» Problem:
Please give the listing again, word for word, with nothing left out.
══ Data rows
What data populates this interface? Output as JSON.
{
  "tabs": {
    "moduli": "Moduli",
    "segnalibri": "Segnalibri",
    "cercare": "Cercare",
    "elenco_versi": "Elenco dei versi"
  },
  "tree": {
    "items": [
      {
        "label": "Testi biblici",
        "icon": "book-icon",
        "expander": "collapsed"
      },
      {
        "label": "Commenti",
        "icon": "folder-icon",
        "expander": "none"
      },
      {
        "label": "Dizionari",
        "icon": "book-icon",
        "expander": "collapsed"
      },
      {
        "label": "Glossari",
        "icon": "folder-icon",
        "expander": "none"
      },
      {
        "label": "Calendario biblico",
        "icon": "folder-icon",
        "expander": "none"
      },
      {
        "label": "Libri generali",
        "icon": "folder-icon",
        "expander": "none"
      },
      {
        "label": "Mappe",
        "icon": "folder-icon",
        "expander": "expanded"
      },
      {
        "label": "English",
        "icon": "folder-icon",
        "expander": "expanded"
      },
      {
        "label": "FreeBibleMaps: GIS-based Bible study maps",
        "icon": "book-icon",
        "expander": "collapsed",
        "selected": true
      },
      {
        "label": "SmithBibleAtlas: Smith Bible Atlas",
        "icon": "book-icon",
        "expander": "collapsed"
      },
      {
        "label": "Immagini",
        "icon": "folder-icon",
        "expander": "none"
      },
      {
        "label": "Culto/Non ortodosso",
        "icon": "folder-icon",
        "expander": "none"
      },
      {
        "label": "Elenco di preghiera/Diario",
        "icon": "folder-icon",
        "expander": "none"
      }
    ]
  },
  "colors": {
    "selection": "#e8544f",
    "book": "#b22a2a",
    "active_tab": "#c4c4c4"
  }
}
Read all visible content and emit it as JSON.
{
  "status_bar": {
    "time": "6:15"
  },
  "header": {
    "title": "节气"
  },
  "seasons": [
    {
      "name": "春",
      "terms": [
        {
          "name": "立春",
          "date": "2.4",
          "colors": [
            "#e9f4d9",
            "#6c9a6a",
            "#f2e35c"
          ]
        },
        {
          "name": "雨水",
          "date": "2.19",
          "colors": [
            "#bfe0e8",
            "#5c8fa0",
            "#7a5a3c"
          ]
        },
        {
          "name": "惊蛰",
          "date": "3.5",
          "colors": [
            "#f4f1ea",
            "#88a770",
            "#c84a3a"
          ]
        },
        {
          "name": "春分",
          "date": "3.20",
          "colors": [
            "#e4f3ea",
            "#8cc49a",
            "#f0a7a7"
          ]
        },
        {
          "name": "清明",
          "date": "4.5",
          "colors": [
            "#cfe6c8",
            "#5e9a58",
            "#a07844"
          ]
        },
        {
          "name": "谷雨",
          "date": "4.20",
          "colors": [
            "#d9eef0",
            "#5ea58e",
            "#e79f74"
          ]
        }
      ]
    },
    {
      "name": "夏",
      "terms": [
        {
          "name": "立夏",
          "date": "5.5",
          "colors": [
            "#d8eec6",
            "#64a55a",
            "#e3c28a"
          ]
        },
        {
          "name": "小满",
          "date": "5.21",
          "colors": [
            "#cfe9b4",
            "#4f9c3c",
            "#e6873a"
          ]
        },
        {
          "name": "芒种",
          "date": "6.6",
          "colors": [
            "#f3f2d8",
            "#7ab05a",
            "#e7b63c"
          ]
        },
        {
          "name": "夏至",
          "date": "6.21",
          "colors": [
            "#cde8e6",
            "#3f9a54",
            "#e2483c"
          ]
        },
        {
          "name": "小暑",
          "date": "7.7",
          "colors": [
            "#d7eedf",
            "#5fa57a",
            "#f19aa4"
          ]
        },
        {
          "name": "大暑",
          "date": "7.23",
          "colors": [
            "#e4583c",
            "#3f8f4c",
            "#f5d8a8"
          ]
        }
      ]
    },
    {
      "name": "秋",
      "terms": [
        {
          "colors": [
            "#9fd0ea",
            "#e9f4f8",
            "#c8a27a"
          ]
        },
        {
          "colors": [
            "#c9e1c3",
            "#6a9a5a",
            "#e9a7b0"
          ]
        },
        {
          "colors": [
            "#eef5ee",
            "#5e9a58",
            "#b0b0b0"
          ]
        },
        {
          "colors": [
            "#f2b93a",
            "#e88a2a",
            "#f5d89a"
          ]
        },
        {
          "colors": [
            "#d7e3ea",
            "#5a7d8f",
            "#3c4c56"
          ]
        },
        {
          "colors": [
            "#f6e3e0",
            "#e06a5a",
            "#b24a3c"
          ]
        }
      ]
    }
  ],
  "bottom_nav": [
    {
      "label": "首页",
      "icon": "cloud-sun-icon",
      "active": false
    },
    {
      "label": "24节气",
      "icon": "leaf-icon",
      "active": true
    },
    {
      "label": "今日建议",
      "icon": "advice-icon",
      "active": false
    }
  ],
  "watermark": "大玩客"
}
════
» Output of the task:
What data populates this interface? Output as JSON.
{
  "tabs": {
    "moduli": "Moduli",
    "segnalibri": "Segnalibri",
    "cercare": "Cercare",
    "elenco_versi": "Elenco dei versi"
  },
  "tree": {
    "items": [
      {
        "label": "Testi biblici",
        "icon": "book-icon",
        "expander": "collapsed"
      },
      {
        "label": "Commenti",
        "icon": "folder-icon",
        "expander": "none"
      },
      {
        "label": "Dizionari",
        "icon": "book-icon",
        "expander": "collapsed"
      },
      {
        "label": "Glossari",
        "icon": "folder-icon",
        "expander": "none"
      },
      {
        "label": "Calendario biblico",
        "icon": "folder-icon",
        "expander": "none"
      },
      {
        "label": "Libri generali",
        "icon": "folder-icon",
        "expander": "none"
      },
      {
        "label": "Mappe",
        "icon": "folder-icon",
        "expander": "expanded"
      },
      {
        "label": "English",
        "icon": "folder-icon",
        "expander": "expanded"
      },
      {
        "label": "FreeBibleMaps: GIS-based Bible study maps",
        "icon": "book-icon",
        "expander": "collapsed",
        "selected": true
      },
      {
        "label": "SmithBibleAtlas: Smith Bible Atlas",
        "icon": "book-icon",
        "expander": "collapsed"
      },
      {
        "label": "Immagini",
        "icon": "folder-icon",
        "expander": "none"
      },
      {
        "label": "Culto/Non ortodosso",
        "icon": "folder-icon",
        "expander": "none"
      },
      {
        "label": "Elenco di preghiera/Diario",
        "icon": "folder-icon",
        "expander": "none"
      }
    ]
  },
  "colors": {
    "selection": "#e8544f",
    "book": "#b22a2a",
    "active_tab": "#c4c4c4"
  }
}
Read all visible content and emit it as JSON.
{
  "status_bar": {
    "time": "6:15"
  },
  "header": {
    "title": "节气"
  },
  "seasons": [
    {
      "name": "春",
      "terms": [
        {
          "name": "立春",
          "date": "2.4",
          "colors": [
            "#e9f4d9",
            "#6c9a6a",
            "#f2e35c"
          ]
        },
        {
          "name": "雨水",
          "date": "2.19",
          "colors": [
            "#bfe0e8",
            "#5c8fa0",
            "#7a5a3c"
          ]
        },
        {
          "name": "惊蛰",
          "date": "3.5",
          "colors": [
            "#f4f1ea",
            "#88a770",
            "#c84a3a"
          ]
        },
        {
          "name": "春分",
          "date": "3.20",
          "colors": [
            "#e4f3ea",
            "#8cc49a",
            "#f0a7a7"
          ]
        },
        {
          "name": "清明",
          "date": "4.5",
          "colors": [
            "#cfe6c8",
            "#5e9a58",
            "#a07844"
          ]
        },
        {
          "name": "谷雨",
          "date": "4.20",
          "colors": [
            "#d9eef0",
            "#5ea58e",
            "#e79f74"
          ]
        }
      ]
    },
    {
      "name": "夏",
      "terms": [
        {
          "name": "立夏",
          "date": "5.5",
          "colors": [
            "#d8eec6",
            "#64a55a",
            "#e3c28a"
          ]
        },
        {
          "name": "小满",
          "date": "5.21",
          "colors": [
            "#cfe9b4",
            "#4f9c3c",
            "#e6873a"
          ]
        },
        {
          "name": "芒种",
          "date": "6.6",
          "colors": [
            "#f3f2d8",
            "#7ab05a",
            "#e7b63c"
          ]
        },
        {
          "name": "夏至",
          "date": "6.21",
          "colors": [
            "#cde8e6",
            "#3f9a54",
            "#e2483c"
          ]
        },
        {
          "name": "小暑",
          "date": "7.7",
          "colors": [
            "#d7eedf",
            "#5fa57a",
            "#f19aa4"
          ]
        },
        {
          "name": "大暑",
          "date": "7.23",
          "colors": [
            "#e4583c",
            "#3f8f4c",
            "#f5d8a8"
          ]
        }
      ]
    },
    {
      "name": "秋",
      "terms": [
        {
          "colors": [
            "#9fd0ea",
            "#e9f4f8",
            "#c8a27a"
          ]
        },
        {
          "colors": [
            "#c9e1c3",
            "#6a9a5a",
            "#e9a7b0"
          ]
        },
        {
          "colors": [
            "#eef5ee",
            "#5e9a58",
            "#b0b0b0"
          ]
        },
        {
          "colors": [
            "#f2b93a",
            "#e88a2a",
            "#f5d89a"
          ]
        },
        {
          "colors": [
            "#d7e3ea",
            "#5a7d8f",
            "#3c4c56"
          ]
        },
        {
          "colors": [
            "#f6e3e0",
            "#e06a5a",
            "#b24a3c"
          ]
        }
      ]
    }
  ],
  "bottom_nav": [
    {
      "label": "首页",
      "icon": "cloud-sun-icon",
      "active": false
    },
    {
      "label": "24节气",
      "icon": "leaf-icon",
      "active": true
    },
    {
      "label": "今日建议",
      "icon": "advice-icon",
      "active": false
    }
  ],
  "watermark": "大玩客"
}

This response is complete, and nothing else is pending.